Please repeat the layout records exactly, line for line, leaving out the pictures.

Layout records
┌────────
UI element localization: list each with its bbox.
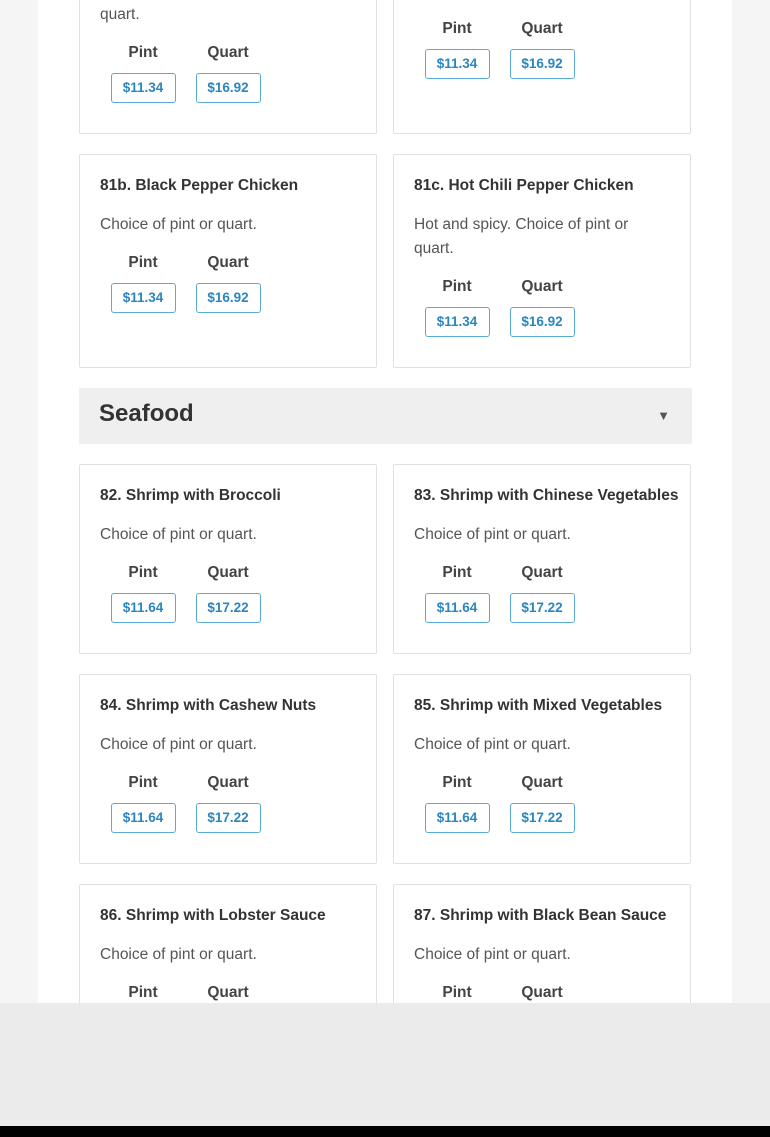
pint-label: Pint (442, 774, 472, 791)
pint-label: Pint (442, 984, 472, 1001)
menu-item-card[interactable] (393, 884, 691, 1003)
quart-price-group (195, 253, 261, 313)
item-description: Hot and spicy. Choice of pint or quart. (414, 216, 629, 257)
quart-price-group (509, 983, 575, 1003)
item-description: Choice of pint or quart. (100, 216, 257, 233)
item-title: 86. Shrimp with Lobster Sauce (100, 907, 326, 924)
quart-price-button[interactable]: $16.92 (196, 283, 261, 313)
item-title: 87. Shrimp with Black Bean Sauce (414, 907, 667, 924)
menu-item-card[interactable] (79, 154, 377, 368)
pint-label: Pint (128, 254, 158, 271)
quart-price-group (195, 563, 261, 623)
menu-item-card[interactable] (79, 884, 377, 1003)
menu-item-card[interactable] (79, 674, 377, 864)
pint-label: Pint (442, 278, 472, 295)
pint-price-group (110, 773, 176, 833)
quart-label: Quart (207, 774, 249, 791)
pint-price-button[interactable]: $11.34 (425, 307, 490, 337)
quart-label: Quart (207, 564, 249, 581)
pint-price-group (424, 983, 490, 1003)
pint-price-group (110, 983, 176, 1003)
item-description: Choice of pint or quart. (100, 526, 257, 543)
pint-label: Pint (128, 984, 158, 1001)
quart-price-group (195, 773, 261, 833)
item-title: 81b. Black Pepper Chicken (100, 177, 299, 194)
item-description: quart. (100, 6, 140, 23)
pint-label: Pint (128, 774, 158, 791)
pint-label: Pint (442, 20, 472, 37)
pint-price-group (424, 277, 490, 337)
pint-price-group (424, 563, 490, 623)
quart-price-group (509, 277, 575, 337)
quart-price-group (195, 43, 261, 103)
pint-price-button[interactable]: $11.34 (425, 49, 490, 79)
quart-label: Quart (521, 984, 563, 1001)
bottom-overlay-bar (0, 1003, 770, 1126)
menu-item-card[interactable] (79, 464, 377, 654)
item-title: 85. Shrimp with Mixed Vegetables (414, 697, 663, 714)
pint-price-button[interactable]: $11.64 (111, 803, 176, 833)
quart-price-group (509, 563, 575, 623)
quart-label: Quart (521, 20, 563, 37)
pint-price-group (424, 773, 490, 833)
section-title: Seafood (99, 400, 194, 427)
pint-price-group (110, 563, 176, 623)
quart-label: Quart (207, 44, 249, 61)
bottom-edge (0, 1126, 770, 1137)
pint-label: Pint (442, 564, 472, 581)
menu-item-card[interactable] (393, 464, 691, 654)
quart-price-group (509, 19, 575, 79)
quart-price-button[interactable]: $16.92 (510, 49, 575, 79)
pint-price-button[interactable]: $11.64 (425, 803, 490, 833)
menu-item-card[interactable] (393, 674, 691, 864)
item-title: 83. Shrimp with Chinese Vegetables (414, 487, 679, 504)
item-description: Choice of pint or quart. (414, 736, 571, 753)
item-description: Choice of pint or quart. (100, 736, 257, 753)
menu-item-card[interactable] (79, 0, 377, 134)
quart-label: Quart (521, 278, 563, 295)
quart-price-group (509, 773, 575, 833)
pint-price-button[interactable]: $11.64 (425, 593, 490, 623)
pint-price-group (110, 43, 176, 103)
quart-price-button[interactable]: $17.22 (510, 803, 575, 833)
quart-label: Quart (521, 564, 563, 581)
pint-price-button[interactable]: $11.34 (111, 73, 176, 103)
quart-label: Quart (207, 254, 249, 271)
item-title: 82. Shrimp with Broccoli (100, 487, 281, 504)
quart-label: Quart (207, 984, 249, 1001)
pint-label: Pint (128, 564, 158, 581)
quart-price-button[interactable]: $17.22 (196, 593, 261, 623)
pint-price-button[interactable]: $11.64 (111, 593, 176, 623)
section-header-seafood[interactable] (79, 388, 692, 444)
quart-price-button[interactable]: $17.22 (510, 593, 575, 623)
item-description: Choice of pint or quart. (100, 946, 257, 963)
menu-page (38, 0, 732, 1003)
quart-price-button[interactable]: $16.92 (510, 307, 575, 337)
quart-price-button[interactable]: $16.92 (196, 73, 261, 103)
item-title: 81c. Hot Chili Pepper Chicken (414, 177, 634, 194)
item-title: 84. Shrimp with Cashew Nuts (100, 697, 317, 714)
item-description: Choice of pint or quart. (414, 526, 571, 543)
pint-price-button[interactable]: $11.34 (111, 283, 176, 313)
menu-item-card[interactable] (393, 0, 691, 134)
menu-item-card[interactable] (393, 154, 691, 368)
quart-price-button[interactable]: $17.22 (196, 803, 261, 833)
item-description: Choice of pint or quart. (414, 946, 571, 963)
pint-price-group (424, 19, 490, 79)
quart-price-group (195, 983, 261, 1003)
pint-price-group (110, 253, 176, 313)
chevron-down-icon: ▼ (657, 408, 670, 423)
quart-label: Quart (521, 774, 563, 791)
pint-label: Pint (128, 44, 158, 61)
└────────
COMPLETE OUTPUT
UI element localization: list each with its bbox.
pint-label: Pint (442, 774, 472, 791)
pint-label: Pint (442, 984, 472, 1001)
menu-item-card[interactable] (393, 884, 691, 1003)
quart-price-group (195, 253, 261, 313)
item-description: Hot and spicy. Choice of pint or quart. (414, 216, 629, 257)
quart-price-group (509, 983, 575, 1003)
item-description: Choice of pint or quart. (100, 216, 257, 233)
item-title: 86. Shrimp with Lobster Sauce (100, 907, 326, 924)
quart-price-button[interactable]: $16.92 (196, 283, 261, 313)
item-title: 87. Shrimp with Black Bean Sauce (414, 907, 667, 924)
menu-item-card[interactable] (79, 154, 377, 368)
pint-label: Pint (128, 254, 158, 271)
quart-price-group (195, 563, 261, 623)
menu-item-card[interactable] (79, 884, 377, 1003)
menu-item-card[interactable] (79, 674, 377, 864)
pint-label: Pint (442, 278, 472, 295)
pint-price-group (110, 773, 176, 833)
quart-label: Quart (207, 774, 249, 791)
pint-price-button[interactable]: $11.34 (425, 307, 490, 337)
quart-label: Quart (207, 564, 249, 581)
pint-price-group (424, 983, 490, 1003)
pint-price-group (110, 983, 176, 1003)
item-description: Choice of pint or quart. (100, 526, 257, 543)
pint-label: Pint (128, 984, 158, 1001)
quart-price-group (195, 773, 261, 833)
item-title: 81b. Black Pepper Chicken (100, 177, 299, 194)
item-description: quart. (100, 6, 140, 23)
pint-label: Pint (128, 774, 158, 791)
pint-label: Pint (442, 20, 472, 37)
pint-price-group (424, 277, 490, 337)
pint-price-group (424, 563, 490, 623)
quart-price-group (509, 277, 575, 337)
quart-price-group (195, 43, 261, 103)
pint-price-button[interactable]: $11.34 (425, 49, 490, 79)
quart-label: Quart (521, 984, 563, 1001)
bottom-overlay-bar (0, 1003, 770, 1126)
menu-item-card[interactable] (79, 464, 377, 654)
item-title: 85. Shrimp with Mixed Vegetables (414, 697, 663, 714)
pint-price-button[interactable]: $11.64 (111, 803, 176, 833)
quart-price-group (509, 563, 575, 623)
quart-label: Quart (521, 20, 563, 37)
pint-price-group (424, 773, 490, 833)
section-title: Seafood (99, 400, 194, 427)
pint-price-group (110, 563, 176, 623)
quart-label: Quart (207, 44, 249, 61)
bottom-edge (0, 1126, 770, 1137)
pint-label: Pint (442, 564, 472, 581)
menu-item-card[interactable] (393, 464, 691, 654)
quart-price-group (509, 19, 575, 79)
quart-price-button[interactable]: $16.92 (510, 49, 575, 79)
pint-price-button[interactable]: $11.64 (425, 803, 490, 833)
menu-item-card[interactable] (393, 674, 691, 864)
item-title: 83. Shrimp with Chinese Vegetables (414, 487, 679, 504)
item-description: Choice of pint or quart. (414, 736, 571, 753)
item-description: Choice of pint or quart. (100, 736, 257, 753)
menu-item-card[interactable] (79, 0, 377, 134)
quart-label: Quart (521, 278, 563, 295)
quart-price-group (509, 773, 575, 833)
pint-price-button[interactable]: $11.64 (425, 593, 490, 623)
pint-price-group (110, 43, 176, 103)
quart-price-button[interactable]: $17.22 (510, 803, 575, 833)
quart-label: Quart (521, 564, 563, 581)
pint-price-button[interactable]: $11.34 (111, 73, 176, 103)
quart-label: Quart (207, 254, 249, 271)
item-title: 82. Shrimp with Broccoli (100, 487, 281, 504)
quart-label: Quart (207, 984, 249, 1001)
pint-label: Pint (128, 564, 158, 581)
quart-price-button[interactable]: $17.22 (196, 593, 261, 623)
pint-price-button[interactable]: $11.64 (111, 593, 176, 623)
section-header-seafood[interactable] (79, 388, 692, 444)
quart-price-button[interactable]: $17.22 (510, 593, 575, 623)
item-description: Choice of pint or quart. (100, 946, 257, 963)
menu-page (38, 0, 732, 1003)
quart-price-button[interactable]: $16.92 (510, 307, 575, 337)
quart-price-button[interactable]: $16.92 (196, 73, 261, 103)
item-title: 81c. Hot Chili Pepper Chicken (414, 177, 634, 194)
item-title: 84. Shrimp with Cashew Nuts (100, 697, 317, 714)
item-description: Choice of pint or quart. (414, 526, 571, 543)
pint-price-button[interactable]: $11.34 (111, 283, 176, 313)
menu-item-card[interactable] (393, 0, 691, 134)
menu-item-card[interactable] (393, 154, 691, 368)
quart-price-button[interactable]: $17.22 (196, 803, 261, 833)
item-description: Choice of pint or quart. (414, 946, 571, 963)
pint-price-group (424, 19, 490, 79)
quart-price-group (195, 983, 261, 1003)
pint-price-group (110, 253, 176, 313)
chevron-down-icon: ▼ (657, 408, 670, 423)
quart-label: Quart (521, 774, 563, 791)
pint-label: Pint (128, 44, 158, 61)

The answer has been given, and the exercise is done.